Problem to solve: Copy every line of the entries that includes the word "title".

┌────────

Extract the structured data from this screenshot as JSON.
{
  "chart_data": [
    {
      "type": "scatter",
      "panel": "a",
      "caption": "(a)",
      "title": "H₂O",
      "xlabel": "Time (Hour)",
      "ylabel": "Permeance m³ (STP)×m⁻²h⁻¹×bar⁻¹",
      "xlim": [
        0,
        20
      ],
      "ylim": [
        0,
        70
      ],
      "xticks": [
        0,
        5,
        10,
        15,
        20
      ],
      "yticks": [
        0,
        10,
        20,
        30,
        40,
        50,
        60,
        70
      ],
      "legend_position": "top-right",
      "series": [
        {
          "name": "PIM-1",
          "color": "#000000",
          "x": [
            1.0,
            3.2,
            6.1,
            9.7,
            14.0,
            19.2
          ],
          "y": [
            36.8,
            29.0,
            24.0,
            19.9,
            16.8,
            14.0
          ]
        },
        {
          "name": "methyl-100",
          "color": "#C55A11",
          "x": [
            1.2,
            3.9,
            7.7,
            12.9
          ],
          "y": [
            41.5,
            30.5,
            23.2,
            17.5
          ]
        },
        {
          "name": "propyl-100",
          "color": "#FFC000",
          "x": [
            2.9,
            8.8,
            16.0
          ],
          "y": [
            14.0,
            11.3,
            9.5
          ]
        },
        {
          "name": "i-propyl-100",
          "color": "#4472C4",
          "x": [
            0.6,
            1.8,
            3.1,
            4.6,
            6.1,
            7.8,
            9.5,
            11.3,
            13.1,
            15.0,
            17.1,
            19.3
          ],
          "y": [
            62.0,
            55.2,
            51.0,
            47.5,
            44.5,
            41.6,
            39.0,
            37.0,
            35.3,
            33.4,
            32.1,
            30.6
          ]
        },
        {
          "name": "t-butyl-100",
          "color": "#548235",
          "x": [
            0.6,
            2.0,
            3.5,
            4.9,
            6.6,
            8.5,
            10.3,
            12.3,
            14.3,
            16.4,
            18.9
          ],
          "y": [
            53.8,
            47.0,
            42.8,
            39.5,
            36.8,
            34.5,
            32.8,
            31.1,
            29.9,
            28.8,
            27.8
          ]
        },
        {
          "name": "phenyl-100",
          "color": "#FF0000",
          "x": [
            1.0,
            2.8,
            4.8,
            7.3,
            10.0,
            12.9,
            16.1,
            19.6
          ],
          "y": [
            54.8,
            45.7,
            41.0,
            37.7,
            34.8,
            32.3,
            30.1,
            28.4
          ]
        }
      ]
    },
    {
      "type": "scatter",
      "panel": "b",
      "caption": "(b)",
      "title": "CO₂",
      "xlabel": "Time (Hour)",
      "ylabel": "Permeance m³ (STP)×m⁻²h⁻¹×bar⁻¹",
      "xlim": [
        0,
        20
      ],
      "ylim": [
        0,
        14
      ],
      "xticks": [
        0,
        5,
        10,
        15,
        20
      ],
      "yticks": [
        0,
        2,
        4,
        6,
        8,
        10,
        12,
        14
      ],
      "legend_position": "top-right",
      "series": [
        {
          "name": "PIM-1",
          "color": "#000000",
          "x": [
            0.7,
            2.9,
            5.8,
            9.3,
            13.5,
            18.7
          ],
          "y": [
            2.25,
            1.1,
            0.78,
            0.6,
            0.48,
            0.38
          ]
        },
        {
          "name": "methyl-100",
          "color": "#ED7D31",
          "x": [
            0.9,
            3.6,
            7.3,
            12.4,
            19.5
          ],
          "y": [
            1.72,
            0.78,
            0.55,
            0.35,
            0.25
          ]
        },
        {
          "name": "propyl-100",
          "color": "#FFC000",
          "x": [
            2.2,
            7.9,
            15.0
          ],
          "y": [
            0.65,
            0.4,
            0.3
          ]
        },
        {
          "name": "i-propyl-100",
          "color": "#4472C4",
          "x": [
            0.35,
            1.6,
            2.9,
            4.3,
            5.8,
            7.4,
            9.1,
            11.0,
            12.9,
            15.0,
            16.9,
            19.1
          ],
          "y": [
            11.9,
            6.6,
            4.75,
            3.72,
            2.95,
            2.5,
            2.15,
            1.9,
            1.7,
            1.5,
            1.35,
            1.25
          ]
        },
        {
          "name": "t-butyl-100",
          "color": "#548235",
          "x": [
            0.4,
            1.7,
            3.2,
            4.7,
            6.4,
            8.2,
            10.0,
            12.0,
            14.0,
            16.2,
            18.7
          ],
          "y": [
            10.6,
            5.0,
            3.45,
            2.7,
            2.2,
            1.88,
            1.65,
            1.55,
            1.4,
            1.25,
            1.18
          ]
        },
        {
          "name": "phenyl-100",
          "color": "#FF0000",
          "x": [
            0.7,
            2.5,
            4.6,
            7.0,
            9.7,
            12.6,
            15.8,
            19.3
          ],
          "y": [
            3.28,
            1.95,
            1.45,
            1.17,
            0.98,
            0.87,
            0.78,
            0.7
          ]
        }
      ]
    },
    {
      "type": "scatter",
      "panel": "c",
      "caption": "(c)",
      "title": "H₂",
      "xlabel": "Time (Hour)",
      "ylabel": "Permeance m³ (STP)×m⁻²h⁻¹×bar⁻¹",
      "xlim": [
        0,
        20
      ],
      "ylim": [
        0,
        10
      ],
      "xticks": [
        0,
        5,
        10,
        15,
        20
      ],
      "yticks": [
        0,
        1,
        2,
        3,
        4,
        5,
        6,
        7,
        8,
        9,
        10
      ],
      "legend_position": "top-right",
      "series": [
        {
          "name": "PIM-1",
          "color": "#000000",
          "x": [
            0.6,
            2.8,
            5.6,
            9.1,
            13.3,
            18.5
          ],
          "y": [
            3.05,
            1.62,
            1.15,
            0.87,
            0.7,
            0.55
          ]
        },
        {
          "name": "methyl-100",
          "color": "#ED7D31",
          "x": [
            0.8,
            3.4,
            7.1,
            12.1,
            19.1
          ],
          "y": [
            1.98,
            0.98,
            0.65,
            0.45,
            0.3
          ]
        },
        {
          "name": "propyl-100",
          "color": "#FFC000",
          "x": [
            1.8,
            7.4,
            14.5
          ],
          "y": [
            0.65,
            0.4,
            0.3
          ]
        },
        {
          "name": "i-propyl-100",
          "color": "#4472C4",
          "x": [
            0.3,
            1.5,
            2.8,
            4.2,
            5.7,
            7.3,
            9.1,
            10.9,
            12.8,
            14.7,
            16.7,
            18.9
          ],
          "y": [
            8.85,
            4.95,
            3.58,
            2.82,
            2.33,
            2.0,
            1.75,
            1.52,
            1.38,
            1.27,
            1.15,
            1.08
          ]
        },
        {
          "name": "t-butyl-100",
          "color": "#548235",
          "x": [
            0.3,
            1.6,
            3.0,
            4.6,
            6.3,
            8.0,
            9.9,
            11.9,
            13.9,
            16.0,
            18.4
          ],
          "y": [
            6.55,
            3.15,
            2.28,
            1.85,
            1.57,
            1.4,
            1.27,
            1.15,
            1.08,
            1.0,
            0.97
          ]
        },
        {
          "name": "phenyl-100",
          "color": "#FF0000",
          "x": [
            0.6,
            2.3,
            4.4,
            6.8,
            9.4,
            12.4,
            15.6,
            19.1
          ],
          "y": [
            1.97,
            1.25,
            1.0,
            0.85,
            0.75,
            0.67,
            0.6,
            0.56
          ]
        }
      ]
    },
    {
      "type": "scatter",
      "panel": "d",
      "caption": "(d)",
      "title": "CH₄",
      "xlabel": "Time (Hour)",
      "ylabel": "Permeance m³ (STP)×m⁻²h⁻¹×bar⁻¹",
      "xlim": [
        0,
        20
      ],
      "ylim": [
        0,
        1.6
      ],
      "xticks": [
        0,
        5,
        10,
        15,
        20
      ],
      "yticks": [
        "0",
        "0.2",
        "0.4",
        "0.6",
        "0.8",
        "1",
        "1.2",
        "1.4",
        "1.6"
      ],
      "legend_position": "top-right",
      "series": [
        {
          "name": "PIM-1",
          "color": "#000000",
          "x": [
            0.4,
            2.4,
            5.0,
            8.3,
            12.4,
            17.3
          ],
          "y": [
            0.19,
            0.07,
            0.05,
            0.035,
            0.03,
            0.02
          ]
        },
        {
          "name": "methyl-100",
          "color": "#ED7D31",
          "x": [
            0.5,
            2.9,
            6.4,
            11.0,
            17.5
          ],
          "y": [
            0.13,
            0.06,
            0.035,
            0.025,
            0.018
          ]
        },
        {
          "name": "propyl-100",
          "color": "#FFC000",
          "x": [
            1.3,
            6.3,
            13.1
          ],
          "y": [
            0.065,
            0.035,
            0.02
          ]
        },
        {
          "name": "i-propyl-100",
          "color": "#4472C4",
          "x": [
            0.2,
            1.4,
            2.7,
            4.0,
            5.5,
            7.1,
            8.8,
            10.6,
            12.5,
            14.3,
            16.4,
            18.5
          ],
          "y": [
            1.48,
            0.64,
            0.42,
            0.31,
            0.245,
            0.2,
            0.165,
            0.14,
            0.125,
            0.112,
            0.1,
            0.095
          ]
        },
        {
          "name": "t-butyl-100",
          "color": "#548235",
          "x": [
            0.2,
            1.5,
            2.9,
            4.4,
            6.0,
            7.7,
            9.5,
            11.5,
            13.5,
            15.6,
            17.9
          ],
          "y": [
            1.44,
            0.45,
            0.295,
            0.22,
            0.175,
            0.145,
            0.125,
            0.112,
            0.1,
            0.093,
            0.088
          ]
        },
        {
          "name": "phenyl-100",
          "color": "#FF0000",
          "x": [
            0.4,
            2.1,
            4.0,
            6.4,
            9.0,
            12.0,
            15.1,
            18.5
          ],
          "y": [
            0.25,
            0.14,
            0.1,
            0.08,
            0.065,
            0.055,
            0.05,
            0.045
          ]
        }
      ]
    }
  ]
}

└────────

Response to the task:
      "title": "H₂O",
      "title": "CO₂",
      "title": "H₂",
      "title": "CH₄",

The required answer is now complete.